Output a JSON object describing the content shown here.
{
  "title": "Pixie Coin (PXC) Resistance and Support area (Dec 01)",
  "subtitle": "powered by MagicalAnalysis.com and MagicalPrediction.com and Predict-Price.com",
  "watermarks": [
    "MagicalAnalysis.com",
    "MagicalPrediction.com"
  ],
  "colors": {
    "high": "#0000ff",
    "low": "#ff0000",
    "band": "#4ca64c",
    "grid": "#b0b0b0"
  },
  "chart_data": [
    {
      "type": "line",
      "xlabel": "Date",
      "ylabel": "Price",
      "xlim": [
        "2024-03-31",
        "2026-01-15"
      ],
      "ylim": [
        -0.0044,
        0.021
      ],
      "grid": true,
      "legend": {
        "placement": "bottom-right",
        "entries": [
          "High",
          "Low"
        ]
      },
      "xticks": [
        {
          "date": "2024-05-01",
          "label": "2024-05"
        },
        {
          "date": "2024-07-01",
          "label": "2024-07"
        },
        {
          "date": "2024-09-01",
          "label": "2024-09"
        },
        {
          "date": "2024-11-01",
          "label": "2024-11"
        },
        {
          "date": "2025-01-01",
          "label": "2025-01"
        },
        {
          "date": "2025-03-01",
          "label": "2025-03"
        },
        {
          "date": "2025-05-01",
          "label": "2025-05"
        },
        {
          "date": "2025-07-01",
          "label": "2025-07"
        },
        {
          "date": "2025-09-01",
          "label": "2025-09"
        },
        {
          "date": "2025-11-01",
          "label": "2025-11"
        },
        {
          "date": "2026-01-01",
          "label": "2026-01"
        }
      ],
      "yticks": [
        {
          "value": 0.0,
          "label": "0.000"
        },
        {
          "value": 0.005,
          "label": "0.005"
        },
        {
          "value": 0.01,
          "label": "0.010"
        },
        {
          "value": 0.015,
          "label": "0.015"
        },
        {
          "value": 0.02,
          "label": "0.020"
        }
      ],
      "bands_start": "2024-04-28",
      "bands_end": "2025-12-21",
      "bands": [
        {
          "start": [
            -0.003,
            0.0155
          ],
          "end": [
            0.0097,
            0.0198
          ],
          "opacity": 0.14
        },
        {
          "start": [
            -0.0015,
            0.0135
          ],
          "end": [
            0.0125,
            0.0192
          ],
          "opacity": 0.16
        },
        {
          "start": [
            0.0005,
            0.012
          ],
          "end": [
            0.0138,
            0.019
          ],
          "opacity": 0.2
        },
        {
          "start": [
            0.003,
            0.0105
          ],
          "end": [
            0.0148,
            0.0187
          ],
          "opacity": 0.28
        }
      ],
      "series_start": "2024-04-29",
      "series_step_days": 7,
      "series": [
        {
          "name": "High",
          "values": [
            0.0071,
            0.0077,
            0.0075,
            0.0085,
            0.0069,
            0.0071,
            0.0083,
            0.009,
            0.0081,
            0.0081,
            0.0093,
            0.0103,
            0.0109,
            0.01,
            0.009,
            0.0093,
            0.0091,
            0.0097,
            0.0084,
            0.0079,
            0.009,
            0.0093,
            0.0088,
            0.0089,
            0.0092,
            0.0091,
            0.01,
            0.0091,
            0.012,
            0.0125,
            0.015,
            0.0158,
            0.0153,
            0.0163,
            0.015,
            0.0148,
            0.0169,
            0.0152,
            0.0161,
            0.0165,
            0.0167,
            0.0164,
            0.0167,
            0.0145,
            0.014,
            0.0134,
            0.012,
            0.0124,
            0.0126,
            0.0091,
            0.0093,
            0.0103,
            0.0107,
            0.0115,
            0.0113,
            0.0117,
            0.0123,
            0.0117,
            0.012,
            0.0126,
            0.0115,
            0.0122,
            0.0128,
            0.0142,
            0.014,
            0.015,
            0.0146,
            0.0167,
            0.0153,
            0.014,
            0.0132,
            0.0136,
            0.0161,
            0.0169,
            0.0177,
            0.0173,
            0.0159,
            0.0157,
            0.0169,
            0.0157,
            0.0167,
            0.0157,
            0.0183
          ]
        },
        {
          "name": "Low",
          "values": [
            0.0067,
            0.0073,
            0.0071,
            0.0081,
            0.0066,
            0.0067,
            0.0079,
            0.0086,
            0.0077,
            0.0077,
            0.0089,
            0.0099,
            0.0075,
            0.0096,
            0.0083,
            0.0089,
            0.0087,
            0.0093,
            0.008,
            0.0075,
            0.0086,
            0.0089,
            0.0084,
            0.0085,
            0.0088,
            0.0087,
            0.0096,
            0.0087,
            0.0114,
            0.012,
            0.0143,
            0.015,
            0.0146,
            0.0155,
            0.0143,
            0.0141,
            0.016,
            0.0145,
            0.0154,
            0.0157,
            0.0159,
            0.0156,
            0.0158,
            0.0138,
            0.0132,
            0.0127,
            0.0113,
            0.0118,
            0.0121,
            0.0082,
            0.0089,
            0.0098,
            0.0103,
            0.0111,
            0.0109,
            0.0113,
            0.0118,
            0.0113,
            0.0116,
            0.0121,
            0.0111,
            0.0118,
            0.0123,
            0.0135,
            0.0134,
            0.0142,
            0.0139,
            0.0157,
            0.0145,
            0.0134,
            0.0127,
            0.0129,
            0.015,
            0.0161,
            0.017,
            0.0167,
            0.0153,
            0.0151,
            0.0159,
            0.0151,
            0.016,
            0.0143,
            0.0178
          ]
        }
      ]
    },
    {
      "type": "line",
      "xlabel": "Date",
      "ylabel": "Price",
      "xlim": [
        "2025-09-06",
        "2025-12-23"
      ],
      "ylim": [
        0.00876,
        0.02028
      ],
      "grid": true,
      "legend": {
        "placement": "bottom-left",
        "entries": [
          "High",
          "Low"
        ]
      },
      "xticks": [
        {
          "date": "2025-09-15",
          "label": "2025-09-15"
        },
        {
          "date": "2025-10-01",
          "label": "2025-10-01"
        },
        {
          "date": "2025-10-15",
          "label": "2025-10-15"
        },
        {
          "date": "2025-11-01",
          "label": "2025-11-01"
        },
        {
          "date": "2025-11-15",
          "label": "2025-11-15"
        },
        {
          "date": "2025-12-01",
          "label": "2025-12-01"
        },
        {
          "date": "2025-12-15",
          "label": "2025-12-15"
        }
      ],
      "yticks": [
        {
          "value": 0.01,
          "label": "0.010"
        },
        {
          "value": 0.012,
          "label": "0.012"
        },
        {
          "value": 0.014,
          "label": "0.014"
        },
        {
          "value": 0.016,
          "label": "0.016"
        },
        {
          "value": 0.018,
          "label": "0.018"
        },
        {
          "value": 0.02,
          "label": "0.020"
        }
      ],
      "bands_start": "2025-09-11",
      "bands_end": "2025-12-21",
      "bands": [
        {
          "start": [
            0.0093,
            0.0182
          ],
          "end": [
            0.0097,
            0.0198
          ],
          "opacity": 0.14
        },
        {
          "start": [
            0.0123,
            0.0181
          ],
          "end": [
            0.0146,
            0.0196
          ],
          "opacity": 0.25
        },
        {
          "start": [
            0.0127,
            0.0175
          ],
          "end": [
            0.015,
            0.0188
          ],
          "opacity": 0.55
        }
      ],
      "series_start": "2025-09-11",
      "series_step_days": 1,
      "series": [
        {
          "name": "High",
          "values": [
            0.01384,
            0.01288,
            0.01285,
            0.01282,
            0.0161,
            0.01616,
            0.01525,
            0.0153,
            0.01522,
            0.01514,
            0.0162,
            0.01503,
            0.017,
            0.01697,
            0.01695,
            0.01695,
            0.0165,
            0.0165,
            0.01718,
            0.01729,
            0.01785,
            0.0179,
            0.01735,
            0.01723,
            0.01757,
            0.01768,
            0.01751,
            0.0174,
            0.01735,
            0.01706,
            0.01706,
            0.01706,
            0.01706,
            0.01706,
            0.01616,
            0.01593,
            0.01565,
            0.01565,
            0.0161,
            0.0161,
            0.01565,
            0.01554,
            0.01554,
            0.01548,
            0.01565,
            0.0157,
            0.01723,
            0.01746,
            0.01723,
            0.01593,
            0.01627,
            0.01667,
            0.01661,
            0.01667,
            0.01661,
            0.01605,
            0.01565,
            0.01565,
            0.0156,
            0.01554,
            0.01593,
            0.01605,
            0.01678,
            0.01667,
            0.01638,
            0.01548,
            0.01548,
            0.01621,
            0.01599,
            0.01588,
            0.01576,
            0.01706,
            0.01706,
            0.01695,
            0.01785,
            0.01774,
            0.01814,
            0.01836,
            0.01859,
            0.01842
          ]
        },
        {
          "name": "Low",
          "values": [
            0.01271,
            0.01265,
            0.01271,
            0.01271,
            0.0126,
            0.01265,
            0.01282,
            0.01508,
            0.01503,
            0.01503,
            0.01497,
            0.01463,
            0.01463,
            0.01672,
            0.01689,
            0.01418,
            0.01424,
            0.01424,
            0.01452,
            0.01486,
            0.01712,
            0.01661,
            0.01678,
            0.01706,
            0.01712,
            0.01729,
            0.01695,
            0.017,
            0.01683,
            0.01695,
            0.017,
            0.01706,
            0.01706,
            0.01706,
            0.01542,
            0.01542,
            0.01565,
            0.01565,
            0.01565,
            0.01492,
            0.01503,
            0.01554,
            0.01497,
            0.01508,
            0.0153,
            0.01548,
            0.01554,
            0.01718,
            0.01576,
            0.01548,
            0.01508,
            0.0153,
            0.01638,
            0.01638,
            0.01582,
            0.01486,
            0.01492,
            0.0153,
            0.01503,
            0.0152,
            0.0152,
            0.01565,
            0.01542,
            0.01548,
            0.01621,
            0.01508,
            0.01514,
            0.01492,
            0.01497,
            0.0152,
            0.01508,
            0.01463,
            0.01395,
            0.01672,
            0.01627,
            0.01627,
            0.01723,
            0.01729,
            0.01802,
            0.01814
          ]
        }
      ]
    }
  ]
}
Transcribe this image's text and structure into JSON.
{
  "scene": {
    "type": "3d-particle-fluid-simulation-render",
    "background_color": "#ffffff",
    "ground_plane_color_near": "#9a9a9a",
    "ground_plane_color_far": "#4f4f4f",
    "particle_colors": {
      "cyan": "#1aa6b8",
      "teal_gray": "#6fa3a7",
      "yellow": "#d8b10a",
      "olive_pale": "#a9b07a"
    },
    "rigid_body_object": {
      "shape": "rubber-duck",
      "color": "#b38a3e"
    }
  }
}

----

What you need to do
Copy each line of the listing that includes "MagicalAnalysis".

Reply to the exercise
  "subtitle": "powered by MagicalAnalysis.com and MagicalPrediction.com and Predict-Price.com",
    "MagicalAnalysis.com",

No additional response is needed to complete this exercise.